--- Begin Records shown ---

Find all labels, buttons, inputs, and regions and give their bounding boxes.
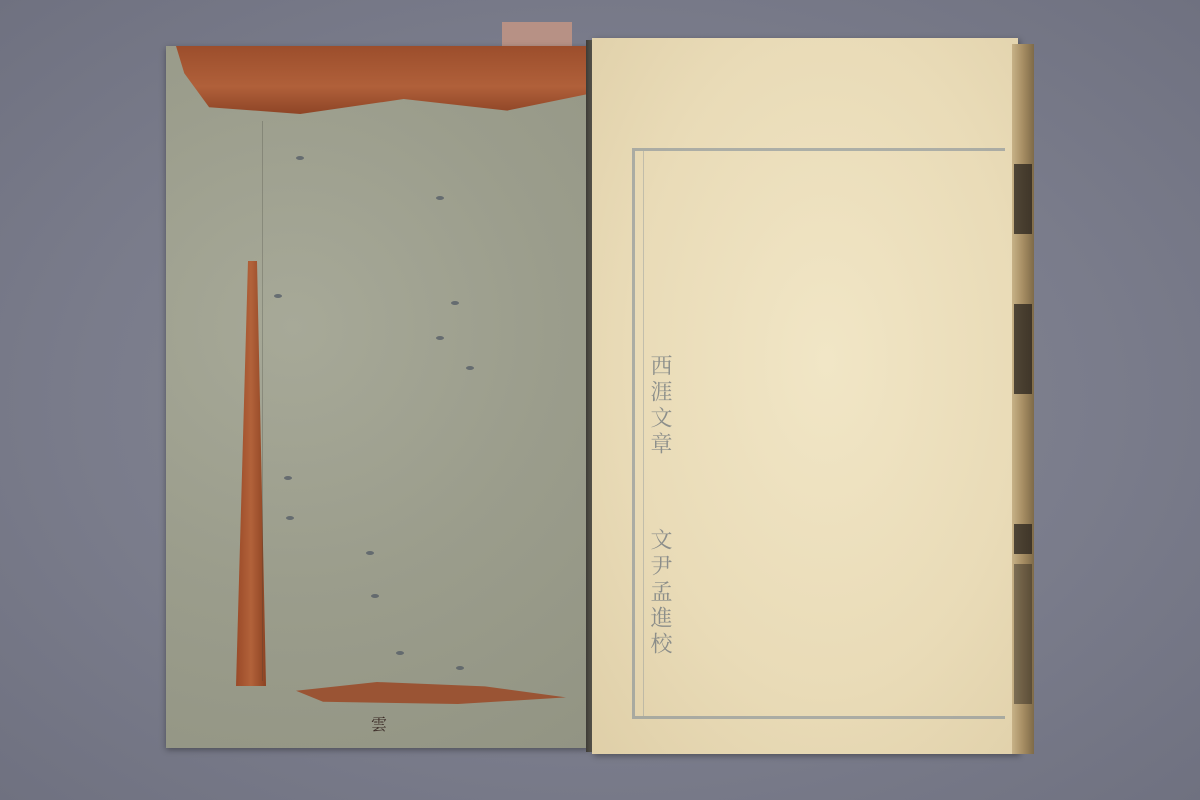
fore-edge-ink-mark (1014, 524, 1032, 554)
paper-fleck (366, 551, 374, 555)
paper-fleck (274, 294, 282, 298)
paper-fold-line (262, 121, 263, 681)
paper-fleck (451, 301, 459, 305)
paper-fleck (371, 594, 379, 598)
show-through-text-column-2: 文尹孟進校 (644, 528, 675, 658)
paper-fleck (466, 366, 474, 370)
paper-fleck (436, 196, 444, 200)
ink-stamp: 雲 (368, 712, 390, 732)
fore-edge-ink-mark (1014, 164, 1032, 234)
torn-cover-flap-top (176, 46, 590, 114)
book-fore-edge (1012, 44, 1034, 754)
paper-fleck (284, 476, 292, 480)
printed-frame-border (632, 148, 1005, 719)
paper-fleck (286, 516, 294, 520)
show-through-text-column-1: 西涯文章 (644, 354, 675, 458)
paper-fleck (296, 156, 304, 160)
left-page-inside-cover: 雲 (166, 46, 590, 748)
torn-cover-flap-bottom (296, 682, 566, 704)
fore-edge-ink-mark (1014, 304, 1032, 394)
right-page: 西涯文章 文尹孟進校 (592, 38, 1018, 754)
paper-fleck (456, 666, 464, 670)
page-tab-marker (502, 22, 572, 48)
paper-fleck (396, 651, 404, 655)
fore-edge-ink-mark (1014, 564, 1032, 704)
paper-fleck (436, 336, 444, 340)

--- End Records shown ---
--- Begin Records shown ---

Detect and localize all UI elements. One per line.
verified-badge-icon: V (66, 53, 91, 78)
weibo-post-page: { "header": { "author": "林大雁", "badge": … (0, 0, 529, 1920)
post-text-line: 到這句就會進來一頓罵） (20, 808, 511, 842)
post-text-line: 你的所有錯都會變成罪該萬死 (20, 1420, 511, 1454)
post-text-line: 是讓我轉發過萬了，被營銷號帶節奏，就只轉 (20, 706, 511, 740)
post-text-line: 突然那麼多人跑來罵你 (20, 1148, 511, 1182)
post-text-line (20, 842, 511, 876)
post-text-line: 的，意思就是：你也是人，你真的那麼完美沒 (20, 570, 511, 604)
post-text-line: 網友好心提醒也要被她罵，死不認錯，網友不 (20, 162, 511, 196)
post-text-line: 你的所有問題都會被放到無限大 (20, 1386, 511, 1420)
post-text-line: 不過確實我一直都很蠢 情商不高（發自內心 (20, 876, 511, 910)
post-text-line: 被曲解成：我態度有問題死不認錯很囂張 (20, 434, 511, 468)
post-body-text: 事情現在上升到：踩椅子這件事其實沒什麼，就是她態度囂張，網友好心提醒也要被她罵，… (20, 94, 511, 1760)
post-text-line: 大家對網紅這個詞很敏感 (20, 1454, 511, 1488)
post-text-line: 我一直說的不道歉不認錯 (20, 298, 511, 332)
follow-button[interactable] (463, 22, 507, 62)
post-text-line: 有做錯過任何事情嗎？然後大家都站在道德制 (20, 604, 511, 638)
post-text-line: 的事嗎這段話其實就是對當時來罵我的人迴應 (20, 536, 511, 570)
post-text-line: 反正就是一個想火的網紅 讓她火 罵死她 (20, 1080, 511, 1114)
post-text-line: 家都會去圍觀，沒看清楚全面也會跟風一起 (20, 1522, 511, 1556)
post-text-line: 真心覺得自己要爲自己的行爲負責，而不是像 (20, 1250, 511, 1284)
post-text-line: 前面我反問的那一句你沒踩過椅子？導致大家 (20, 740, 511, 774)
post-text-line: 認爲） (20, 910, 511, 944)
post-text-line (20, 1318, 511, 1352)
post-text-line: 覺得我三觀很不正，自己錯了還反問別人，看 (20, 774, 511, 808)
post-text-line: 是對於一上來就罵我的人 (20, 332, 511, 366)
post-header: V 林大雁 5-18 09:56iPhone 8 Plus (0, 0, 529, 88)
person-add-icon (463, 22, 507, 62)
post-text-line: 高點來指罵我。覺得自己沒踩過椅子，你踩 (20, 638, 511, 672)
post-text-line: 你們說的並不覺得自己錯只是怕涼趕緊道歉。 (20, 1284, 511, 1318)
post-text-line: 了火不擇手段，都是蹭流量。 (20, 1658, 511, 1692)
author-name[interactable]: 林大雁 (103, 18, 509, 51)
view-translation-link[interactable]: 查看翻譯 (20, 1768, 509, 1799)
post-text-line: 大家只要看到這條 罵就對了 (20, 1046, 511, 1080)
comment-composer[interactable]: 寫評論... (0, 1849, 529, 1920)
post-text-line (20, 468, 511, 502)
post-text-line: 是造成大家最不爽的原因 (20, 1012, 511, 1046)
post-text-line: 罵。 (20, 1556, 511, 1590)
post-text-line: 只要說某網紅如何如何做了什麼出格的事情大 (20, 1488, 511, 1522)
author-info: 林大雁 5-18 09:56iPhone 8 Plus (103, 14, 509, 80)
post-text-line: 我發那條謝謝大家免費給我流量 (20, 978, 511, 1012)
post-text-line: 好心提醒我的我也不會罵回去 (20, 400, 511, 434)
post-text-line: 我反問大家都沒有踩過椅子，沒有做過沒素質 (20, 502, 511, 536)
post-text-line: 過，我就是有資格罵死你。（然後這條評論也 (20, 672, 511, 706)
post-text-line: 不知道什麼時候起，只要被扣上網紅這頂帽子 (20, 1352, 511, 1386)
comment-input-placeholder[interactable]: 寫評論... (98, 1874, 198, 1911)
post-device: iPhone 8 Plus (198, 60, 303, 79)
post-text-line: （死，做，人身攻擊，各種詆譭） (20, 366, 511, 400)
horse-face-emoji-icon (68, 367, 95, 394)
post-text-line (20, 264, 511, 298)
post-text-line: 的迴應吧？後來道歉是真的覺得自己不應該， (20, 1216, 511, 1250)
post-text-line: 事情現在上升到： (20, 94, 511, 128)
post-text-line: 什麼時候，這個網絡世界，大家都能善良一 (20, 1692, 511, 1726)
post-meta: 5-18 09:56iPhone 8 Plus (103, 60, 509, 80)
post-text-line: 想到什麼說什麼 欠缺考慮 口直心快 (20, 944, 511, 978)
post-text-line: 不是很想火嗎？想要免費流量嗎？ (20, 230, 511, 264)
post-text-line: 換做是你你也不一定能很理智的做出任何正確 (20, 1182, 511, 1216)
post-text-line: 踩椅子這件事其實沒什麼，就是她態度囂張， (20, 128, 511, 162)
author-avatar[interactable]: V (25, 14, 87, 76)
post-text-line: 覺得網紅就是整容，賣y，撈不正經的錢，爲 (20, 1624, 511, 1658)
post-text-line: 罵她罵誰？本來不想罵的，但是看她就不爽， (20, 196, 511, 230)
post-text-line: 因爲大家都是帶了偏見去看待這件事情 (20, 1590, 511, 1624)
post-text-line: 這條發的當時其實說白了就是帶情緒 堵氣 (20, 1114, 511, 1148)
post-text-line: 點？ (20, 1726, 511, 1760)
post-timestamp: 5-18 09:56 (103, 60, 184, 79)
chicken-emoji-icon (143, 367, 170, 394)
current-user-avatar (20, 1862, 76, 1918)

--- End Records shown ---

◆ Given exercise: Repeat the lines from the one containing "fore-edge-ink-mark (1014, 524, 1032, 554)" through the one containing "paper-fleck (436, 336, 444, 340)", including both of those lines.

◆ Solution below:
fore-edge-ink-mark (1014, 524, 1032, 554)
paper-fleck (366, 551, 374, 555)
paper-fleck (274, 294, 282, 298)
paper-fold-line (262, 121, 263, 681)
paper-fleck (451, 301, 459, 305)
paper-fleck (371, 594, 379, 598)
show-through-text-column-2: 文尹孟進校 (644, 528, 675, 658)
paper-fleck (466, 366, 474, 370)
paper-fleck (436, 196, 444, 200)
ink-stamp: 雲 (368, 712, 390, 732)
fore-edge-ink-mark (1014, 164, 1032, 234)
torn-cover-flap-top (176, 46, 590, 114)
book-fore-edge (1012, 44, 1034, 754)
paper-fleck (284, 476, 292, 480)
printed-frame-border (632, 148, 1005, 719)
paper-fleck (286, 516, 294, 520)
show-through-text-column-1: 西涯文章 (644, 354, 675, 458)
paper-fleck (296, 156, 304, 160)
left-page-inside-cover: 雲 (166, 46, 590, 748)
torn-cover-flap-bottom (296, 682, 566, 704)
fore-edge-ink-mark (1014, 304, 1032, 394)
right-page: 西涯文章 文尹孟進校 (592, 38, 1018, 754)
paper-fleck (456, 666, 464, 670)
page-tab-marker (502, 22, 572, 48)
paper-fleck (396, 651, 404, 655)
fore-edge-ink-mark (1014, 564, 1032, 704)
paper-fleck (436, 336, 444, 340)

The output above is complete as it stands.